*** EXTRACTED INFORMATION

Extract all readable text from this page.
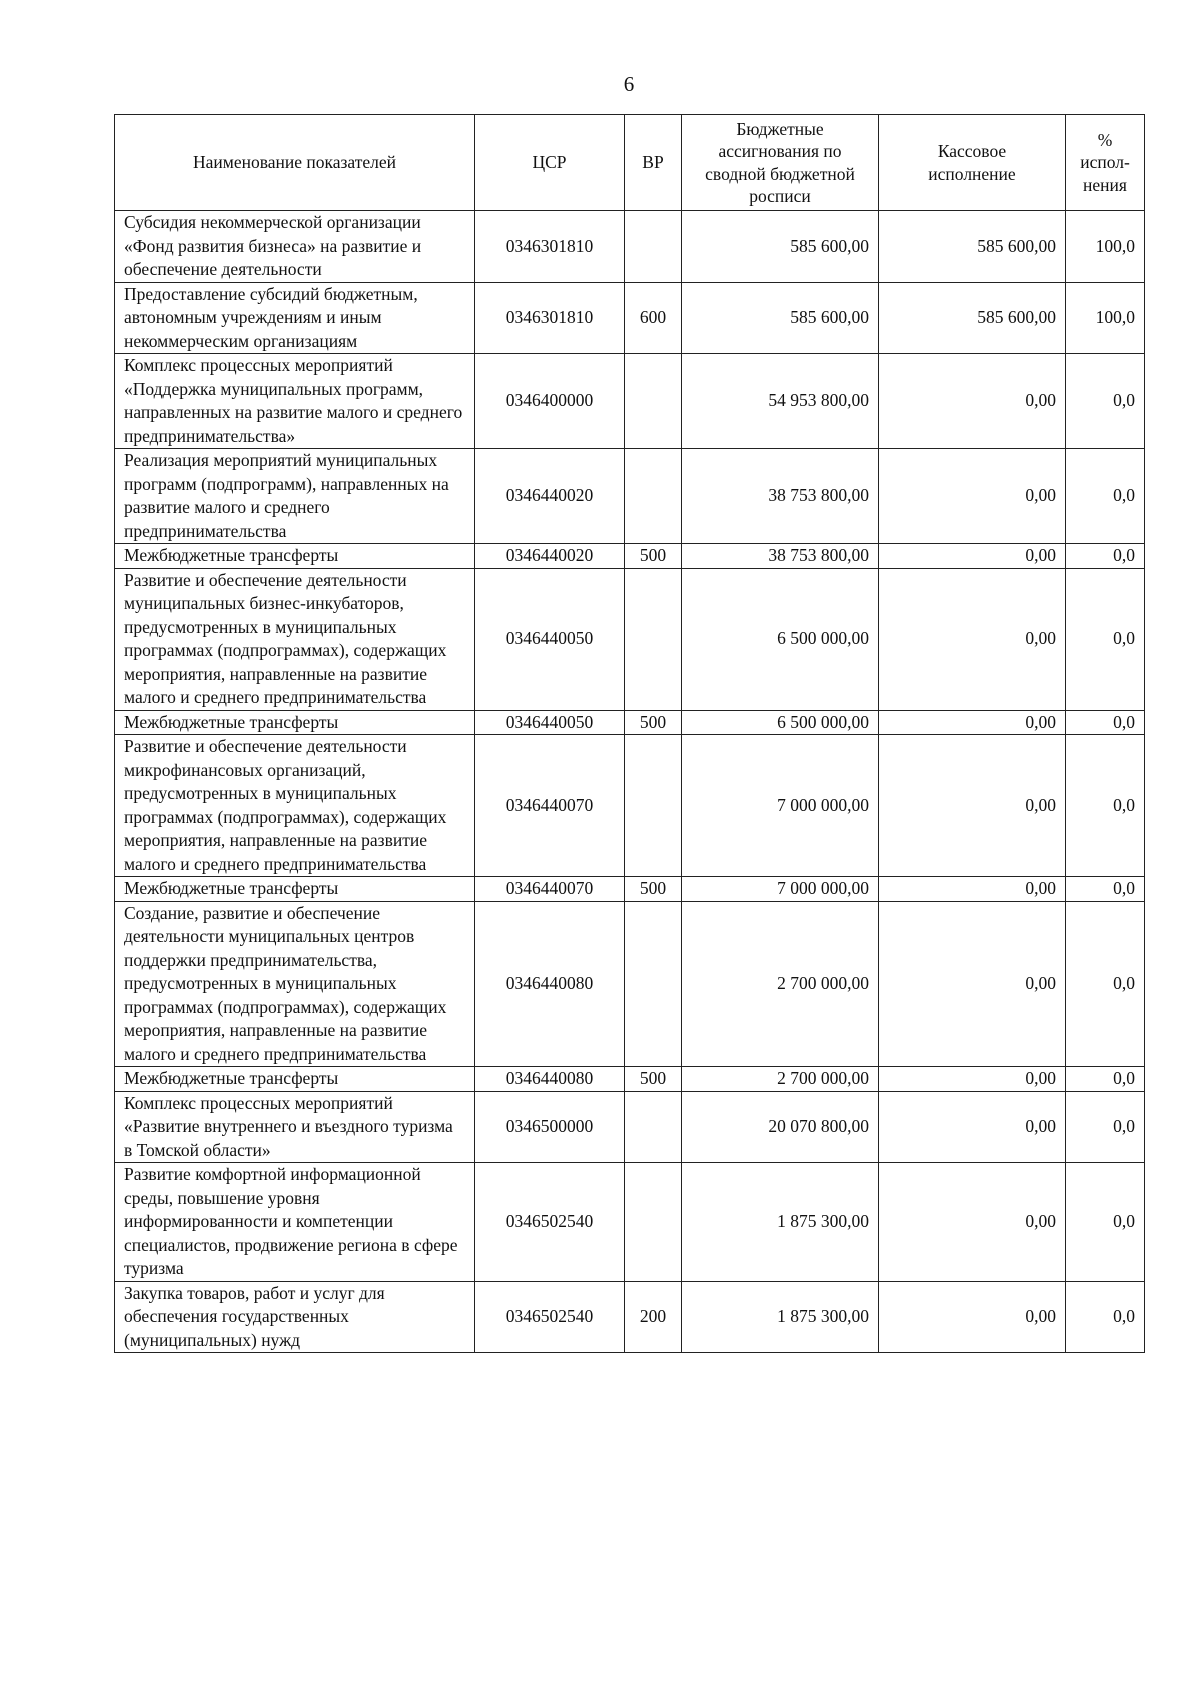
6
Наименование показателей	ЦСР	ВР	Бюджетные ассигнования по сводной бюджетной росписи	Кассовое исполнение	% испол-нения
Субсидия некоммерческой организации «Фонд развития бизнеса» на развитие и обеспечение деятельности	0346301810		585 600,00	585 600,00	100,0
Предоставление субсидий бюджетным, автономным учреждениям и иным некоммерческим организациям	0346301810	600	585 600,00	585 600,00	100,0
Комплекс процессных мероприятий «Поддержка муниципальных программ, направленных на развитие малого и среднего предпринимательства»	0346400000		54 953 800,00	0,00	0,0
Реализация мероприятий муниципальных программ (подпрограмм), направленных на развитие малого и среднего предпринимательства	0346440020		38 753 800,00	0,00	0,0
Межбюджетные трансферты	0346440020	500	38 753 800,00	0,00	0,0
Развитие и обеспечение деятельности муниципальных бизнес-инкубаторов, предусмотренных в муниципальных программах (подпрограммах), содержащих мероприятия, направленные на развитие малого и среднего предпринимательства	0346440050		6 500 000,00	0,00	0,0
Межбюджетные трансферты	0346440050	500	6 500 000,00	0,00	0,0
Развитие и обеспечение деятельности микрофинансовых организаций, предусмотренных в муниципальных программах (подпрограммах), содержащих мероприятия, направленные на развитие малого и среднего предпринимательства	0346440070		7 000 000,00	0,00	0,0
Межбюджетные трансферты	0346440070	500	7 000 000,00	0,00	0,0
Создание, развитие и обеспечение деятельности муниципальных центров поддержки предпринимательства, предусмотренных в муниципальных программах (подпрограммах), содержащих мероприятия, направленные на развитие малого и среднего предпринимательства	0346440080		2 700 000,00	0,00	0,0
Межбюджетные трансферты	0346440080	500	2 700 000,00	0,00	0,0
Комплекс процессных мероприятий «Развитие внутреннего и въездного туризма в Томской области»	0346500000		20 070 800,00	0,00	0,0
Развитие комфортной информационной среды, повышение уровня информированности и компетенции специалистов, продвижение региона в сфере туризма	0346502540		1 875 300,00	0,00	0,0
Закупка товаров, работ и услуг для обеспечения государственных (муниципальных) нужд	0346502540	200	1 875 300,00	0,00	0,0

******

--- THE PROBLEM ---
Output the records above exactly as they are, leaving out the pictures.

--- SOLUTION FOR THIS EXERCISE ---
Extract all readable text from this page.
6
Наименование показателей	ЦСР	ВР	Бюджетные ассигнования по сводной бюджетной росписи	Кассовое исполнение	% испол-нения
Субсидия некоммерческой организации «Фонд развития бизнеса» на развитие и обеспечение деятельности	0346301810		585 600,00	585 600,00	100,0
Предоставление субсидий бюджетным, автономным учреждениям и иным некоммерческим организациям	0346301810	600	585 600,00	585 600,00	100,0
Комплекс процессных мероприятий «Поддержка муниципальных программ, направленных на развитие малого и среднего предпринимательства»	0346400000		54 953 800,00	0,00	0,0
Реализация мероприятий муниципальных программ (подпрограмм), направленных на развитие малого и среднего предпринимательства	0346440020		38 753 800,00	0,00	0,0
Межбюджетные трансферты	0346440020	500	38 753 800,00	0,00	0,0
Развитие и обеспечение деятельности муниципальных бизнес-инкубаторов, предусмотренных в муниципальных программах (подпрограммах), содержащих мероприятия, направленные на развитие малого и среднего предпринимательства	0346440050		6 500 000,00	0,00	0,0
Межбюджетные трансферты	0346440050	500	6 500 000,00	0,00	0,0
Развитие и обеспечение деятельности микрофинансовых организаций, предусмотренных в муниципальных программах (подпрограммах), содержащих мероприятия, направленные на развитие малого и среднего предпринимательства	0346440070		7 000 000,00	0,00	0,0
Межбюджетные трансферты	0346440070	500	7 000 000,00	0,00	0,0
Создание, развитие и обеспечение деятельности муниципальных центров поддержки предпринимательства, предусмотренных в муниципальных программах (подпрограммах), содержащих мероприятия, направленные на развитие малого и среднего предпринимательства	0346440080		2 700 000,00	0,00	0,0
Межбюджетные трансферты	0346440080	500	2 700 000,00	0,00	0,0
Комплекс процессных мероприятий «Развитие внутреннего и въездного туризма в Томской области»	0346500000		20 070 800,00	0,00	0,0
Развитие комфортной информационной среды, повышение уровня информированности и компетенции специалистов, продвижение региона в сфере туризма	0346502540		1 875 300,00	0,00	0,0
Закупка товаров, работ и услуг для обеспечения государственных (муниципальных) нужд	0346502540	200	1 875 300,00	0,00	0,0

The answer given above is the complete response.